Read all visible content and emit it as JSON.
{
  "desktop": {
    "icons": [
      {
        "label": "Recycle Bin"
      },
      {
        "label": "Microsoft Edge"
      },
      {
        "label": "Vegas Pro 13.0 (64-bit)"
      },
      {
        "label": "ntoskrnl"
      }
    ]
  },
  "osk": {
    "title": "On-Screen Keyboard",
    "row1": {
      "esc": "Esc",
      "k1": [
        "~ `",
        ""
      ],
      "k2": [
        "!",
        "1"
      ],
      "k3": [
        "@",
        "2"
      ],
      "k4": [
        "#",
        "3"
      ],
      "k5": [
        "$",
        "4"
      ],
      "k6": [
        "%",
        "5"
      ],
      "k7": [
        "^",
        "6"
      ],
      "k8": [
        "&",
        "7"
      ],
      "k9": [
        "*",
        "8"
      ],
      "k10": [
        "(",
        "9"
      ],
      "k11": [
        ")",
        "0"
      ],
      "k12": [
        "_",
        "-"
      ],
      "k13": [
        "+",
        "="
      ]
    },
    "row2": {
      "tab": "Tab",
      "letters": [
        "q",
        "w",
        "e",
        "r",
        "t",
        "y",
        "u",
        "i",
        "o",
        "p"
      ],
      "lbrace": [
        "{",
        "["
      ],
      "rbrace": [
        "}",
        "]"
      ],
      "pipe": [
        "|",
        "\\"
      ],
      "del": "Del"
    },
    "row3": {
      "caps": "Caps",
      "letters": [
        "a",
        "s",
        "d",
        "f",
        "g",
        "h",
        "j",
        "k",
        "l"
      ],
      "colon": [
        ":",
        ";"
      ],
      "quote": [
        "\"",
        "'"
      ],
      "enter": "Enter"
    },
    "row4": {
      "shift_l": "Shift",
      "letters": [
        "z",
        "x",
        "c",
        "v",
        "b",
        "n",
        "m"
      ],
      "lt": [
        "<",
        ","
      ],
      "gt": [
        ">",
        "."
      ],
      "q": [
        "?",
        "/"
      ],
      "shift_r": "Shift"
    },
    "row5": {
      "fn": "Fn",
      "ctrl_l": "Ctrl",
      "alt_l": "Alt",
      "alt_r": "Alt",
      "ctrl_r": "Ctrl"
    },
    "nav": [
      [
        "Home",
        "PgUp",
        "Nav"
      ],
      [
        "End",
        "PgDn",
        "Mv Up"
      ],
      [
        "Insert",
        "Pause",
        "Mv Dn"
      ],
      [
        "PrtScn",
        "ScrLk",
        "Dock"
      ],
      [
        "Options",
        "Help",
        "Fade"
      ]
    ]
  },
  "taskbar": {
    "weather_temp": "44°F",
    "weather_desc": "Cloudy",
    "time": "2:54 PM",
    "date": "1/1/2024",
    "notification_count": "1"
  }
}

--- --- ---

DIRECTIVE => Copy all of the data. Keep every word exactly as it is.

WRITTEN ANSWER =>
Read all visible content and emit it as JSON.
{
  "desktop": {
    "icons": [
      {
        "label": "Recycle Bin"
      },
      {
        "label": "Microsoft Edge"
      },
      {
        "label": "Vegas Pro 13.0 (64-bit)"
      },
      {
        "label": "ntoskrnl"
      }
    ]
  },
  "osk": {
    "title": "On-Screen Keyboard",
    "row1": {
      "esc": "Esc",
      "k1": [
        "~ `",
        ""
      ],
      "k2": [
        "!",
        "1"
      ],
      "k3": [
        "@",
        "2"
      ],
      "k4": [
        "#",
        "3"
      ],
      "k5": [
        "$",
        "4"
      ],
      "k6": [
        "%",
        "5"
      ],
      "k7": [
        "^",
        "6"
      ],
      "k8": [
        "&",
        "7"
      ],
      "k9": [
        "*",
        "8"
      ],
      "k10": [
        "(",
        "9"
      ],
      "k11": [
        ")",
        "0"
      ],
      "k12": [
        "_",
        "-"
      ],
      "k13": [
        "+",
        "="
      ]
    },
    "row2": {
      "tab": "Tab",
      "letters": [
        "q",
        "w",
        "e",
        "r",
        "t",
        "y",
        "u",
        "i",
        "o",
        "p"
      ],
      "lbrace": [
        "{",
        "["
      ],
      "rbrace": [
        "}",
        "]"
      ],
      "pipe": [
        "|",
        "\\"
      ],
      "del": "Del"
    },
    "row3": {
      "caps": "Caps",
      "letters": [
        "a",
        "s",
        "d",
        "f",
        "g",
        "h",
        "j",
        "k",
        "l"
      ],
      "colon": [
        ":",
        ";"
      ],
      "quote": [
        "\"",
        "'"
      ],
      "enter": "Enter"
    },
    "row4": {
      "shift_l": "Shift",
      "letters": [
        "z",
        "x",
        "c",
        "v",
        "b",
        "n",
        "m"
      ],
      "lt": [
        "<",
        ","
      ],
      "gt": [
        ">",
        "."
      ],
      "q": [
        "?",
        "/"
      ],
      "shift_r": "Shift"
    },
    "row5": {
      "fn": "Fn",
      "ctrl_l": "Ctrl",
      "alt_l": "Alt",
      "alt_r": "Alt",
      "ctrl_r": "Ctrl"
    },
    "nav": [
      [
        "Home",
        "PgUp",
        "Nav"
      ],
      [
        "End",
        "PgDn",
        "Mv Up"
      ],
      [
        "Insert",
        "Pause",
        "Mv Dn"
      ],
      [
        "PrtScn",
        "ScrLk",
        "Dock"
      ],
      [
        "Options",
        "Help",
        "Fade"
      ]
    ]
  },
  "taskbar": {
    "weather_temp": "44°F",
    "weather_desc": "Cloudy",
    "time": "2:54 PM",
    "date": "1/1/2024",
    "notification_count": "1"
  }
}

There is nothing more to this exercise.